Task to complete: Output every entry exactly as written, but omit the pictures.

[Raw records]
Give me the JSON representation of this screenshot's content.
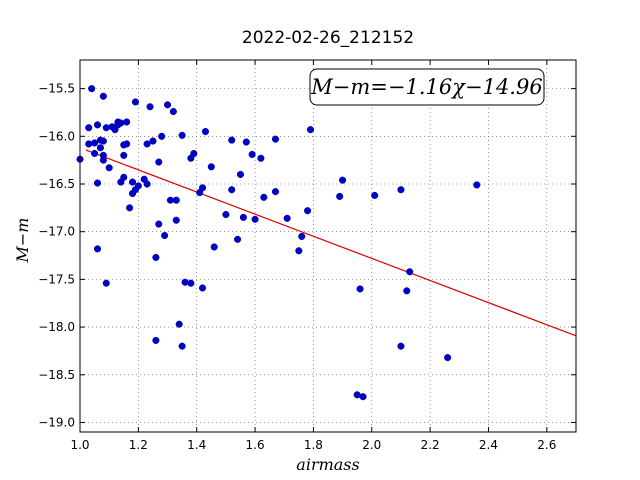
{
  "chart_data": {
    "type": "scatter",
    "title": "2022-02-26_212152",
    "xlabel": "airmass",
    "ylabel": "M−m",
    "xlim": [
      1.0,
      2.7
    ],
    "ylim": [
      -19.1,
      -15.2
    ],
    "ylim_inverted": true,
    "grid": true,
    "xticks": [
      1.0,
      1.2,
      1.4,
      1.6,
      1.8,
      2.0,
      2.2,
      2.4,
      2.6
    ],
    "yticks": [
      -15.5,
      -16.0,
      -16.5,
      -17.0,
      -17.5,
      -18.0,
      -18.5,
      -19.0
    ],
    "annotation": "M−m=−1.16χ−14.96",
    "fit": {
      "slope": -1.16,
      "intercept": -14.96,
      "color": "#dd0000"
    },
    "point_color": "#0000cc",
    "points": [
      [
        1.0,
        -16.24
      ],
      [
        1.03,
        -16.08
      ],
      [
        1.03,
        -15.91
      ],
      [
        1.04,
        -15.5
      ],
      [
        1.05,
        -16.07
      ],
      [
        1.05,
        -16.18
      ],
      [
        1.06,
        -15.88
      ],
      [
        1.06,
        -16.49
      ],
      [
        1.06,
        -17.18
      ],
      [
        1.07,
        -16.04
      ],
      [
        1.07,
        -16.12
      ],
      [
        1.08,
        -16.2
      ],
      [
        1.08,
        -16.25
      ],
      [
        1.08,
        -15.58
      ],
      [
        1.08,
        -16.05
      ],
      [
        1.09,
        -15.91
      ],
      [
        1.09,
        -17.54
      ],
      [
        1.1,
        -16.33
      ],
      [
        1.11,
        -15.9
      ],
      [
        1.12,
        -15.93
      ],
      [
        1.13,
        -15.88
      ],
      [
        1.13,
        -15.85
      ],
      [
        1.14,
        -15.86
      ],
      [
        1.14,
        -16.48
      ],
      [
        1.15,
        -16.09
      ],
      [
        1.15,
        -16.43
      ],
      [
        1.15,
        -16.2
      ],
      [
        1.16,
        -15.85
      ],
      [
        1.16,
        -16.08
      ],
      [
        1.17,
        -16.75
      ],
      [
        1.18,
        -16.6
      ],
      [
        1.18,
        -16.48
      ],
      [
        1.19,
        -15.64
      ],
      [
        1.19,
        -16.56
      ],
      [
        1.2,
        -16.52
      ],
      [
        1.22,
        -16.45
      ],
      [
        1.23,
        -16.5
      ],
      [
        1.23,
        -16.08
      ],
      [
        1.24,
        -15.69
      ],
      [
        1.25,
        -16.05
      ],
      [
        1.26,
        -18.14
      ],
      [
        1.26,
        -17.27
      ],
      [
        1.27,
        -16.27
      ],
      [
        1.27,
        -16.92
      ],
      [
        1.28,
        -16.0
      ],
      [
        1.29,
        -17.04
      ],
      [
        1.3,
        -15.67
      ],
      [
        1.31,
        -16.67
      ],
      [
        1.32,
        -15.74
      ],
      [
        1.33,
        -16.67
      ],
      [
        1.33,
        -16.88
      ],
      [
        1.34,
        -17.97
      ],
      [
        1.35,
        -18.2
      ],
      [
        1.35,
        -15.99
      ],
      [
        1.36,
        -17.53
      ],
      [
        1.38,
        -17.54
      ],
      [
        1.38,
        -16.23
      ],
      [
        1.39,
        -16.18
      ],
      [
        1.41,
        -16.59
      ],
      [
        1.42,
        -16.54
      ],
      [
        1.42,
        -17.59
      ],
      [
        1.43,
        -15.95
      ],
      [
        1.45,
        -16.32
      ],
      [
        1.46,
        -17.16
      ],
      [
        1.5,
        -16.82
      ],
      [
        1.52,
        -16.04
      ],
      [
        1.52,
        -16.56
      ],
      [
        1.54,
        -17.08
      ],
      [
        1.55,
        -16.4
      ],
      [
        1.56,
        -16.85
      ],
      [
        1.57,
        -16.06
      ],
      [
        1.59,
        -16.19
      ],
      [
        1.6,
        -16.87
      ],
      [
        1.62,
        -16.23
      ],
      [
        1.63,
        -16.64
      ],
      [
        1.67,
        -16.58
      ],
      [
        1.67,
        -16.03
      ],
      [
        1.71,
        -16.86
      ],
      [
        1.75,
        -17.2
      ],
      [
        1.76,
        -17.05
      ],
      [
        1.78,
        -16.78
      ],
      [
        1.79,
        -15.93
      ],
      [
        1.89,
        -16.63
      ],
      [
        1.9,
        -16.46
      ],
      [
        1.95,
        -18.71
      ],
      [
        1.96,
        -17.6
      ],
      [
        1.97,
        -18.73
      ],
      [
        2.01,
        -16.62
      ],
      [
        2.1,
        -16.56
      ],
      [
        2.1,
        -18.2
      ],
      [
        2.12,
        -17.62
      ],
      [
        2.13,
        -17.42
      ],
      [
        2.26,
        -18.32
      ],
      [
        2.36,
        -16.51
      ]
    ]
  }
}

Exercise result:
Give me the JSON representation of this screenshot's content.
{
  "chart_data": {
    "type": "scatter",
    "title": "2022-02-26_212152",
    "xlabel": "airmass",
    "ylabel": "M−m",
    "xlim": [
      1.0,
      2.7
    ],
    "ylim": [
      -19.1,
      -15.2
    ],
    "ylim_inverted": true,
    "grid": true,
    "xticks": [
      1.0,
      1.2,
      1.4,
      1.6,
      1.8,
      2.0,
      2.2,
      2.4,
      2.6
    ],
    "yticks": [
      -15.5,
      -16.0,
      -16.5,
      -17.0,
      -17.5,
      -18.0,
      -18.5,
      -19.0
    ],
    "annotation": "M−m=−1.16χ−14.96",
    "fit": {
      "slope": -1.16,
      "intercept": -14.96,
      "color": "#dd0000"
    },
    "point_color": "#0000cc",
    "points": [
      [
        1.0,
        -16.24
      ],
      [
        1.03,
        -16.08
      ],
      [
        1.03,
        -15.91
      ],
      [
        1.04,
        -15.5
      ],
      [
        1.05,
        -16.07
      ],
      [
        1.05,
        -16.18
      ],
      [
        1.06,
        -15.88
      ],
      [
        1.06,
        -16.49
      ],
      [
        1.06,
        -17.18
      ],
      [
        1.07,
        -16.04
      ],
      [
        1.07,
        -16.12
      ],
      [
        1.08,
        -16.2
      ],
      [
        1.08,
        -16.25
      ],
      [
        1.08,
        -15.58
      ],
      [
        1.08,
        -16.05
      ],
      [
        1.09,
        -15.91
      ],
      [
        1.09,
        -17.54
      ],
      [
        1.1,
        -16.33
      ],
      [
        1.11,
        -15.9
      ],
      [
        1.12,
        -15.93
      ],
      [
        1.13,
        -15.88
      ],
      [
        1.13,
        -15.85
      ],
      [
        1.14,
        -15.86
      ],
      [
        1.14,
        -16.48
      ],
      [
        1.15,
        -16.09
      ],
      [
        1.15,
        -16.43
      ],
      [
        1.15,
        -16.2
      ],
      [
        1.16,
        -15.85
      ],
      [
        1.16,
        -16.08
      ],
      [
        1.17,
        -16.75
      ],
      [
        1.18,
        -16.6
      ],
      [
        1.18,
        -16.48
      ],
      [
        1.19,
        -15.64
      ],
      [
        1.19,
        -16.56
      ],
      [
        1.2,
        -16.52
      ],
      [
        1.22,
        -16.45
      ],
      [
        1.23,
        -16.5
      ],
      [
        1.23,
        -16.08
      ],
      [
        1.24,
        -15.69
      ],
      [
        1.25,
        -16.05
      ],
      [
        1.26,
        -18.14
      ],
      [
        1.26,
        -17.27
      ],
      [
        1.27,
        -16.27
      ],
      [
        1.27,
        -16.92
      ],
      [
        1.28,
        -16.0
      ],
      [
        1.29,
        -17.04
      ],
      [
        1.3,
        -15.67
      ],
      [
        1.31,
        -16.67
      ],
      [
        1.32,
        -15.74
      ],
      [
        1.33,
        -16.67
      ],
      [
        1.33,
        -16.88
      ],
      [
        1.34,
        -17.97
      ],
      [
        1.35,
        -18.2
      ],
      [
        1.35,
        -15.99
      ],
      [
        1.36,
        -17.53
      ],
      [
        1.38,
        -17.54
      ],
      [
        1.38,
        -16.23
      ],
      [
        1.39,
        -16.18
      ],
      [
        1.41,
        -16.59
      ],
      [
        1.42,
        -16.54
      ],
      [
        1.42,
        -17.59
      ],
      [
        1.43,
        -15.95
      ],
      [
        1.45,
        -16.32
      ],
      [
        1.46,
        -17.16
      ],
      [
        1.5,
        -16.82
      ],
      [
        1.52,
        -16.04
      ],
      [
        1.52,
        -16.56
      ],
      [
        1.54,
        -17.08
      ],
      [
        1.55,
        -16.4
      ],
      [
        1.56,
        -16.85
      ],
      [
        1.57,
        -16.06
      ],
      [
        1.59,
        -16.19
      ],
      [
        1.6,
        -16.87
      ],
      [
        1.62,
        -16.23
      ],
      [
        1.63,
        -16.64
      ],
      [
        1.67,
        -16.58
      ],
      [
        1.67,
        -16.03
      ],
      [
        1.71,
        -16.86
      ],
      [
        1.75,
        -17.2
      ],
      [
        1.76,
        -17.05
      ],
      [
        1.78,
        -16.78
      ],
      [
        1.79,
        -15.93
      ],
      [
        1.89,
        -16.63
      ],
      [
        1.9,
        -16.46
      ],
      [
        1.95,
        -18.71
      ],
      [
        1.96,
        -17.6
      ],
      [
        1.97,
        -18.73
      ],
      [
        2.01,
        -16.62
      ],
      [
        2.1,
        -16.56
      ],
      [
        2.1,
        -18.2
      ],
      [
        2.12,
        -17.62
      ],
      [
        2.13,
        -17.42
      ],
      [
        2.26,
        -18.32
      ],
      [
        2.36,
        -16.51
      ]
    ]
  }
}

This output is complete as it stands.